WhiteHat Jr bug makes data vulnerable but adamant of no breaching, fixed in 24 hours

Indian ed-tech startup WhiteHat Jr found itself amidst controversies due to a bug in its system, which made the data of 2.8 lakh students vulnerable.

On November 25, a security researcher reported the bug to WhiteHat Jr said, “According to what I found out the personal data of over 2.80 lakh students including names of their parents were lying exposed due to a vulnerability on the company’s server-side.”


On November 19, the researcher had pointed out the vulnerability, and all vulnerabilities were fixed within a day. The company said, “WhiteHat Jr takes security and privacy issues very seriously, we are committed to both our customers and to our compliance with applicable laws. Based on information received from responsible disclosures, we reviewed our setup and worked to patch specifically identified vulnerabilities within 24 hours.”

☆ ☆ ☆

Questions on the material:
1. Duplicate the passage of the WhiteHat Jr article that begins at the words "WhiteHat Jr bug" and stops after "lakh students vulnerable.".
2. According to the WhiteHat Jr article, why were the students' personal data lying exposed? Answer in one to three sentences.
3. Resume the WhiteHat Jr article from its final sentence and write on from there.
The items play no part in this work and can be left aside.

Record set:

☆ ☆ ☆

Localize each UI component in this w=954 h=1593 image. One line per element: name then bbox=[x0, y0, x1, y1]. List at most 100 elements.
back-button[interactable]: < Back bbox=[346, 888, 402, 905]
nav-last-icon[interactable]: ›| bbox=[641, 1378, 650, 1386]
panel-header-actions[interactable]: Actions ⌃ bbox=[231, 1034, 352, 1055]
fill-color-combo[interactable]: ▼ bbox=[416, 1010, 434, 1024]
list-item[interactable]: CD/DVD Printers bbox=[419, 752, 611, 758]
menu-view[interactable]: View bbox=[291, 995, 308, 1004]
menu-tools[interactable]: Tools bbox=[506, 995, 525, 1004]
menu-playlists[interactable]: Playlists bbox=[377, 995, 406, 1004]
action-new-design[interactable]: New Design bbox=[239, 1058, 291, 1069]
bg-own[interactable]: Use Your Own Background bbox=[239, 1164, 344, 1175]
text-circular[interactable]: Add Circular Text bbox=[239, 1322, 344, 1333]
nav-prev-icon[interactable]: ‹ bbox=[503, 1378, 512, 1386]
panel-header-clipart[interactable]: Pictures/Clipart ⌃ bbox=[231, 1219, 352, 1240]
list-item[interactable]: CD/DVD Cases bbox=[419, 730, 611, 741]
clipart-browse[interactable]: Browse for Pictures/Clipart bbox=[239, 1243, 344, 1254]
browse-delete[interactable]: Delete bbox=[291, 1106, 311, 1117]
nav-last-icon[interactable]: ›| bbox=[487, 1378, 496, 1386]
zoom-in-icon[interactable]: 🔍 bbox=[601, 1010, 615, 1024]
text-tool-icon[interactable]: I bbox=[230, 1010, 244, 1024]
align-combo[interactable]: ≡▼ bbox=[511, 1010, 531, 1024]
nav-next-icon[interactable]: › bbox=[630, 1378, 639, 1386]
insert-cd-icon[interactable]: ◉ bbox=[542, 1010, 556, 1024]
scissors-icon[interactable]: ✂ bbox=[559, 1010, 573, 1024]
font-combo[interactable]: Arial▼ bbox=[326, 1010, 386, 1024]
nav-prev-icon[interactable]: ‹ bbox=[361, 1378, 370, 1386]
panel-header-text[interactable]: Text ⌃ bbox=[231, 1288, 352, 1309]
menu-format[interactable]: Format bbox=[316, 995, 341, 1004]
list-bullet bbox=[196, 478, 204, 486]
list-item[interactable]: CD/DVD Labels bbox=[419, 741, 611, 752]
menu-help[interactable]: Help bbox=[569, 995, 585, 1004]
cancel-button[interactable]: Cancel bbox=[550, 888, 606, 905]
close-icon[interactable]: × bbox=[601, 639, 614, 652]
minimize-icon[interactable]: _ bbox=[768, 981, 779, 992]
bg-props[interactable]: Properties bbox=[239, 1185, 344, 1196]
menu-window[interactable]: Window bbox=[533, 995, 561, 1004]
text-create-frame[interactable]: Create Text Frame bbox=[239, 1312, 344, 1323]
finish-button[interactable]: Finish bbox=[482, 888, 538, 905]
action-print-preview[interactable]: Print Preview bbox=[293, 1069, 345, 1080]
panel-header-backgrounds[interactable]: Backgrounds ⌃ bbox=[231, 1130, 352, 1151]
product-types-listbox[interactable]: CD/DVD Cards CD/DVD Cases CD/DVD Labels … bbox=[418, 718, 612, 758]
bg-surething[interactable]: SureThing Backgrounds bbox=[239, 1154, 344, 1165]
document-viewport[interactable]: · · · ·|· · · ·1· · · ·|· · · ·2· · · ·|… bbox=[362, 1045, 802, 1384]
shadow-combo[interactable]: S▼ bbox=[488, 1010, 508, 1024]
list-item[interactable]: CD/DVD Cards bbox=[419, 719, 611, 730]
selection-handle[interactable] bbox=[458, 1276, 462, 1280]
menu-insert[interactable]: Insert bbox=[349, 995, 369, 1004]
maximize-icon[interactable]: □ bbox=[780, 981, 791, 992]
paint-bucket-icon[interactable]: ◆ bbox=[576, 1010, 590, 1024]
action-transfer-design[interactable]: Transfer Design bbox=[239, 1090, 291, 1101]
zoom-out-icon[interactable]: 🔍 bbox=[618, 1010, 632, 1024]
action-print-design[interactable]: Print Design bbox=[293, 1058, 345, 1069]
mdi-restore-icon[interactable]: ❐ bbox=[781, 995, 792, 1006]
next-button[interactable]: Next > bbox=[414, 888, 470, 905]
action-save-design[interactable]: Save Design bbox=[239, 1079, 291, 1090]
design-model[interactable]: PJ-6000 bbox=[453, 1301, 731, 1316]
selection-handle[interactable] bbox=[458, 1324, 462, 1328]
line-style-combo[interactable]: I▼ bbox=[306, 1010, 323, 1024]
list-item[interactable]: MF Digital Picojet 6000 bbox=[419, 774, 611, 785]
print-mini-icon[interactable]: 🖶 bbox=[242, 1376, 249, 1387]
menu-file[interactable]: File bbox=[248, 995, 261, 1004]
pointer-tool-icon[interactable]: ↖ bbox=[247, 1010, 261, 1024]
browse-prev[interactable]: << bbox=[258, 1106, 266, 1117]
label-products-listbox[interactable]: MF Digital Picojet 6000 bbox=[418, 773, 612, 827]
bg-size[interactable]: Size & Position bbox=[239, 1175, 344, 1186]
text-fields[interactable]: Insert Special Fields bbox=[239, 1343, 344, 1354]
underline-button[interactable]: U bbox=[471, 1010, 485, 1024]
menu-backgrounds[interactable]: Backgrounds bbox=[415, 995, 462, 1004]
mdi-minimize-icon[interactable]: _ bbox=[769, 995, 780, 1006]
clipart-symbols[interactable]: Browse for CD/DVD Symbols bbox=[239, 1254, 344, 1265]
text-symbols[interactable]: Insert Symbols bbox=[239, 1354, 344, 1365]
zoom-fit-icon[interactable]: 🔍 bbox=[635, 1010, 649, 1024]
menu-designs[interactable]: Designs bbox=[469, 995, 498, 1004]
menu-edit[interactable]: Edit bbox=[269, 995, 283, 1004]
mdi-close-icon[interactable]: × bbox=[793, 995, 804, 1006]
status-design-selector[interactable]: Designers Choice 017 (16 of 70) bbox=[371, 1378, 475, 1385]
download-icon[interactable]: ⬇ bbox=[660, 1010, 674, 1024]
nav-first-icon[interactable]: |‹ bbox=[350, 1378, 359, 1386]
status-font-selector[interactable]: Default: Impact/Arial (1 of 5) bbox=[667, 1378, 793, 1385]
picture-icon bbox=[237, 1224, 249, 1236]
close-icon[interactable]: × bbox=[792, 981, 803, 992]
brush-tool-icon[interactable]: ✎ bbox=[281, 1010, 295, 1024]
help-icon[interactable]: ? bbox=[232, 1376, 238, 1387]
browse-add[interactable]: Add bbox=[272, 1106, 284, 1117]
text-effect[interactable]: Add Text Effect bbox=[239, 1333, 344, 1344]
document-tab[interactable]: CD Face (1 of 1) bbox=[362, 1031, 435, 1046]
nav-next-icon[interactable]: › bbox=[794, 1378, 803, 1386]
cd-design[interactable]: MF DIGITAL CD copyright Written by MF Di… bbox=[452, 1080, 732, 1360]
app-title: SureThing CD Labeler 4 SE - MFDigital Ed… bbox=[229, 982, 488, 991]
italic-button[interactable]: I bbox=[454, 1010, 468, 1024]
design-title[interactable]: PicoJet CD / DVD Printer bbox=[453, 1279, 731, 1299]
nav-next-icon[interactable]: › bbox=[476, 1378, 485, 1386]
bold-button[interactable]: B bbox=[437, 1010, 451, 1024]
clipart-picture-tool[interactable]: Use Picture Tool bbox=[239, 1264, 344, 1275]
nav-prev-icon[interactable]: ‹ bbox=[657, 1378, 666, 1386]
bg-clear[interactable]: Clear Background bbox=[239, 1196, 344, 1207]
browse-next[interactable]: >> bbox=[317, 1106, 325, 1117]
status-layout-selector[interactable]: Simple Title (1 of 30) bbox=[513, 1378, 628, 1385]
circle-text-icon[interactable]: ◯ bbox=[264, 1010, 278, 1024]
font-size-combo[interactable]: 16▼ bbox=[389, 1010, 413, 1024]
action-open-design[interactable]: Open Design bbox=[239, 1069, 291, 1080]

☆ ☆ ☆

Answers to each task:
1.
WhiteHat Jr bug makes data vulnerable but adamant of no breaching, fixed in 24 hours

Indian ed-tech startup WhiteHat Jr found itself amidst controversies due to a bug in its system, which made the data of 2.8 lakh students vulnerable.

2. The security researcher said that the personal data of over 2.80 lakh students, including their parents' names, were exposed because of a vulnerability on the company's server-side.

3.
WhiteHat Jr reiterated that there was no data leak.

The company said, “We reiterate that no breach of data has happened in this context on company’s computer system and networks, out of an abundance of caution we are continuing our investigation to ensure that this is the case. We regularly undertake and continue with various initiatives to strengthen our Security and Privacy set-up and have also retained external security experts to assists us.”

Recently, WhiteHat Jr has been in news, it slapped defamation suits against its two biggest critics on social media – Dr Aniruddha Malpani and Pradeep Poonia. The matter is currently in court.